__Aim__. Below are the entries; count the lines in them that contain the word "Videos" and give only the number.

__Stored data__.
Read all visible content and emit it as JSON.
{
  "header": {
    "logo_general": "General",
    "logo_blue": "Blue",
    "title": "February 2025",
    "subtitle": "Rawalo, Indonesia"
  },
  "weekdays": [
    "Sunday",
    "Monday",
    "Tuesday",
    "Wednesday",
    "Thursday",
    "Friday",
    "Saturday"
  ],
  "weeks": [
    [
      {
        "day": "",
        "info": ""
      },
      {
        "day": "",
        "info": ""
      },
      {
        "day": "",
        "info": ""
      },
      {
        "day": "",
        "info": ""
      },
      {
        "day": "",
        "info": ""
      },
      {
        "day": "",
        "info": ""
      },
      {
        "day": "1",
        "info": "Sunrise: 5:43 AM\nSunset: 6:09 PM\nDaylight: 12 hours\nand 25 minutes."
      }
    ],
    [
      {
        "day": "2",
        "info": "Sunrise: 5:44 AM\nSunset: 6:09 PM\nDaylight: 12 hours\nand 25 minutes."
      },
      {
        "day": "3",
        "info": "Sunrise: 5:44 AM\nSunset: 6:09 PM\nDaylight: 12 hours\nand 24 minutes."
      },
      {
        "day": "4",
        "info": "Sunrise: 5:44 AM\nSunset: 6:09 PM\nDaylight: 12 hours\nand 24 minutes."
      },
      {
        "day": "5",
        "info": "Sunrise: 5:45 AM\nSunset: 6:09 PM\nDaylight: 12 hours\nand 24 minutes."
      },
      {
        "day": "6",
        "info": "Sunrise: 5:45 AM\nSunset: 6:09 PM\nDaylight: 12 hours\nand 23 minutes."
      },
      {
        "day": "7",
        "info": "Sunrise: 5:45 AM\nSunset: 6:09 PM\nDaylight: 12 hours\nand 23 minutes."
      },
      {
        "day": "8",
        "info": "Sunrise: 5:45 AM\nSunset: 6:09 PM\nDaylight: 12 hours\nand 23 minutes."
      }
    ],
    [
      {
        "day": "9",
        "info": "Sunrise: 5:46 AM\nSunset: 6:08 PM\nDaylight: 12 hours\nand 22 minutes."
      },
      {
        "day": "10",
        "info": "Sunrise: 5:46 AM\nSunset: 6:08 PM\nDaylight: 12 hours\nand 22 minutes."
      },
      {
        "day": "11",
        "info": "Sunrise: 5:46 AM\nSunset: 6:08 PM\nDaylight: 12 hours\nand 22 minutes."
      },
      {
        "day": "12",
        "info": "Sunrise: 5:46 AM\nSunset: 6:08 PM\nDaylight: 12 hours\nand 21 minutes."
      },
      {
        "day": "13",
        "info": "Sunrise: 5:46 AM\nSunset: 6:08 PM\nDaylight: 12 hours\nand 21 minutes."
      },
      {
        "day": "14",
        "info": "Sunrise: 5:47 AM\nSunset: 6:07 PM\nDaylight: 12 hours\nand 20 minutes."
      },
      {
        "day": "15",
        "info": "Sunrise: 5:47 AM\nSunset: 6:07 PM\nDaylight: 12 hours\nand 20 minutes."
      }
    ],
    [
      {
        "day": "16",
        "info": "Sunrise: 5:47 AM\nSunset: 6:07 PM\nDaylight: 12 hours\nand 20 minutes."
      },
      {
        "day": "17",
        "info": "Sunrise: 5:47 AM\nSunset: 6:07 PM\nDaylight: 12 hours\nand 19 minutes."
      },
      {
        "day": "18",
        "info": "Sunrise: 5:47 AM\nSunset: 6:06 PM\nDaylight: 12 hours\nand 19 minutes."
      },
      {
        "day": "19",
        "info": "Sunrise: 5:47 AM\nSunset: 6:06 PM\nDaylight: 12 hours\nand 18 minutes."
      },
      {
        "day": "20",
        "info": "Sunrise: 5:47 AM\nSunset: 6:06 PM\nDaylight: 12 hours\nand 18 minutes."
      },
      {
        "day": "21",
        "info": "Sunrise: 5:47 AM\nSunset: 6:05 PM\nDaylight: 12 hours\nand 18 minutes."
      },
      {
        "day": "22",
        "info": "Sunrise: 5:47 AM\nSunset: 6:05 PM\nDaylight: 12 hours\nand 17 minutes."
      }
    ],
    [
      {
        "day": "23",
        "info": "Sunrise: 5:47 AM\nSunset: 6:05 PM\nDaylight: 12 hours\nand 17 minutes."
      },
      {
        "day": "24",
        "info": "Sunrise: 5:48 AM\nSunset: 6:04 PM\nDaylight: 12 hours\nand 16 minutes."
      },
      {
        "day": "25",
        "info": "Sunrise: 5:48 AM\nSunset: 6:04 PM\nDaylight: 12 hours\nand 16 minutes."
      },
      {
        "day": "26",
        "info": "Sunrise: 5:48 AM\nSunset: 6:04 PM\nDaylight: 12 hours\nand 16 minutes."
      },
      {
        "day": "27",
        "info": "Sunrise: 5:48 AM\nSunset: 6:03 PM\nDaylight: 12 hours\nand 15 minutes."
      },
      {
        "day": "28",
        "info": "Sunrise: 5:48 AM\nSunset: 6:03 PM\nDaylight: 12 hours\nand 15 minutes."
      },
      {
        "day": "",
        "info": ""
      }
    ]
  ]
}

---

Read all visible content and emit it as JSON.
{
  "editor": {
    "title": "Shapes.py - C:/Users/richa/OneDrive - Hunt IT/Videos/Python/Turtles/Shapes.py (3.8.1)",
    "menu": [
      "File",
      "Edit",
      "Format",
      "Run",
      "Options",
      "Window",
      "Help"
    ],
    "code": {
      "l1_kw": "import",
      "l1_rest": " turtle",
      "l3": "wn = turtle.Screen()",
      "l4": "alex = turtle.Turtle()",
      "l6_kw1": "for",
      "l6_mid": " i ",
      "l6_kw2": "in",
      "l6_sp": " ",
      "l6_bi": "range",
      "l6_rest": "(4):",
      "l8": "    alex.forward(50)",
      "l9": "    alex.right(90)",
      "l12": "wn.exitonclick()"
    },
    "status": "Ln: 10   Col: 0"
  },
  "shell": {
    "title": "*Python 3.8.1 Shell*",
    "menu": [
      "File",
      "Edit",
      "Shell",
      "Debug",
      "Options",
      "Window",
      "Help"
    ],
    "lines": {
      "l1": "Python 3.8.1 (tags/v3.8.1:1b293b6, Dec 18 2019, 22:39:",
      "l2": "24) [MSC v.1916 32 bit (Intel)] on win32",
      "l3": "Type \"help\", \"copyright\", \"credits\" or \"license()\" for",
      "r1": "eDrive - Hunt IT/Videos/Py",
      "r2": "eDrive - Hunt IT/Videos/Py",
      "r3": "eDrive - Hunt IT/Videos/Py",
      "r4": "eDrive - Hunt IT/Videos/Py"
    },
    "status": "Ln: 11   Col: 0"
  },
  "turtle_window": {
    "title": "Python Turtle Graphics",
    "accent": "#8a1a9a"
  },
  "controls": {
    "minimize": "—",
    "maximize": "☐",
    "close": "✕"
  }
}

---

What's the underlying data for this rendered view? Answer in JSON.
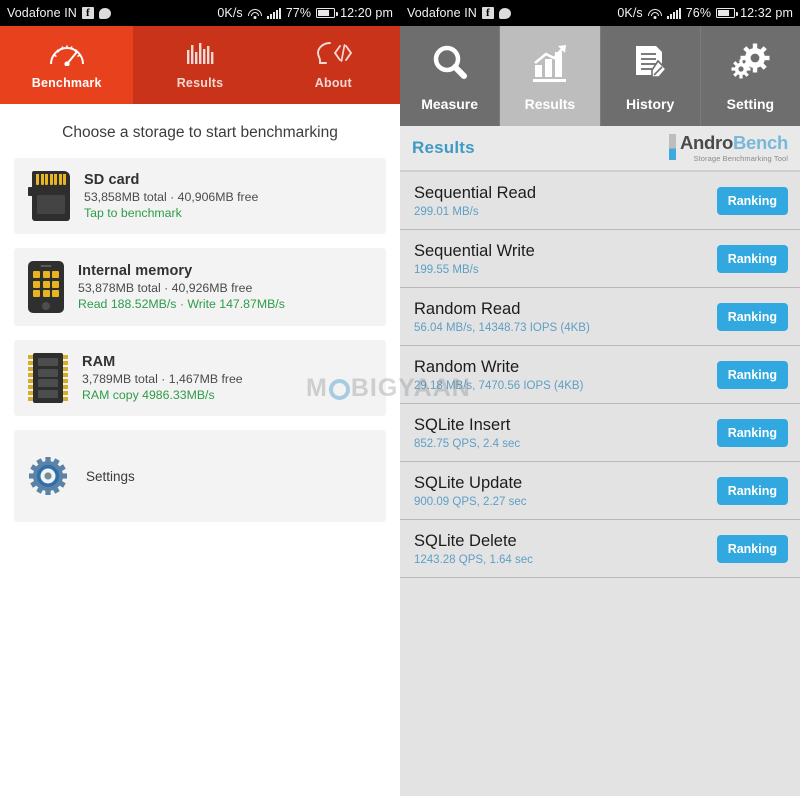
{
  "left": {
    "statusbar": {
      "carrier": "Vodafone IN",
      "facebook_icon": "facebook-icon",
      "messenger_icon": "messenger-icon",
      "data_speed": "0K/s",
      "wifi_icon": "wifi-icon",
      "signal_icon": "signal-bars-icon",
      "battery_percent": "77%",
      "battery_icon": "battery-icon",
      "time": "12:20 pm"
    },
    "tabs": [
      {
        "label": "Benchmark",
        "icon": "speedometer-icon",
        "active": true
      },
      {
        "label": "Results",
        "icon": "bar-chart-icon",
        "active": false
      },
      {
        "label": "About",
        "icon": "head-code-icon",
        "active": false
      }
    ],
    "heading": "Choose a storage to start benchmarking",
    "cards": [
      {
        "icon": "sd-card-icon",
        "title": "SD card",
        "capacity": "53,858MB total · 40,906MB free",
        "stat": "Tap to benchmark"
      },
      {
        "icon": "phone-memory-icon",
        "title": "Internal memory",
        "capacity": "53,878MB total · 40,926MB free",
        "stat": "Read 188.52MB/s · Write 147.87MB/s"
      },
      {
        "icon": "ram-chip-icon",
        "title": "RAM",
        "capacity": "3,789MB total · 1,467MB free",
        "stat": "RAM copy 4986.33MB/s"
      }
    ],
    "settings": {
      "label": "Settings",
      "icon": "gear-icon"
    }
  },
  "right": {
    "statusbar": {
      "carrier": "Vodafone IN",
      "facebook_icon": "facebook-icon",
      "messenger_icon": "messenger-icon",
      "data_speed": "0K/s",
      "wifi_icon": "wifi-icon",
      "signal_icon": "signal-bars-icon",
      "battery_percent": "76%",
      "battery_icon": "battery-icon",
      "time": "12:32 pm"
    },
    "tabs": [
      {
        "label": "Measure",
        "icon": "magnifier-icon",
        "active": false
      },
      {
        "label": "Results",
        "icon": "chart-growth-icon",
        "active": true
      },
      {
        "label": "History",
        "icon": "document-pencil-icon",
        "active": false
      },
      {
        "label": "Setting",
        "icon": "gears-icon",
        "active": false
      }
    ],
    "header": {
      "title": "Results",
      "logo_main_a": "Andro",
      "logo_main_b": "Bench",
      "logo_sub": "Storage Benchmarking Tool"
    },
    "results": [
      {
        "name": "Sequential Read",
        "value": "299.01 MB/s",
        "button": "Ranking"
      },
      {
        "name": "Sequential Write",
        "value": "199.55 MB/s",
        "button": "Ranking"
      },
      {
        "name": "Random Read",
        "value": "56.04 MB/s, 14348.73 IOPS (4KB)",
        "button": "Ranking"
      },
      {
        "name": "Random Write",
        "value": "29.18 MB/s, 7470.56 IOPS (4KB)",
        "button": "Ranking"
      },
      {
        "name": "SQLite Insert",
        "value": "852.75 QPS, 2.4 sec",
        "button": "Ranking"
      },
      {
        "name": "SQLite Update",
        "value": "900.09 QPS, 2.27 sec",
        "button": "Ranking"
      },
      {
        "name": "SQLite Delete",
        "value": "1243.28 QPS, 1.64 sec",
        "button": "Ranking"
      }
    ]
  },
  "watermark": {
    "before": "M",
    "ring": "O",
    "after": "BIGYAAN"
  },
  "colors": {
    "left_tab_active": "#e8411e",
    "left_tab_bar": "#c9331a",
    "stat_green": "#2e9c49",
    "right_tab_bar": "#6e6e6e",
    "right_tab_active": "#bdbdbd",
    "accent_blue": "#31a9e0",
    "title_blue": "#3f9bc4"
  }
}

__Correct answer__. 5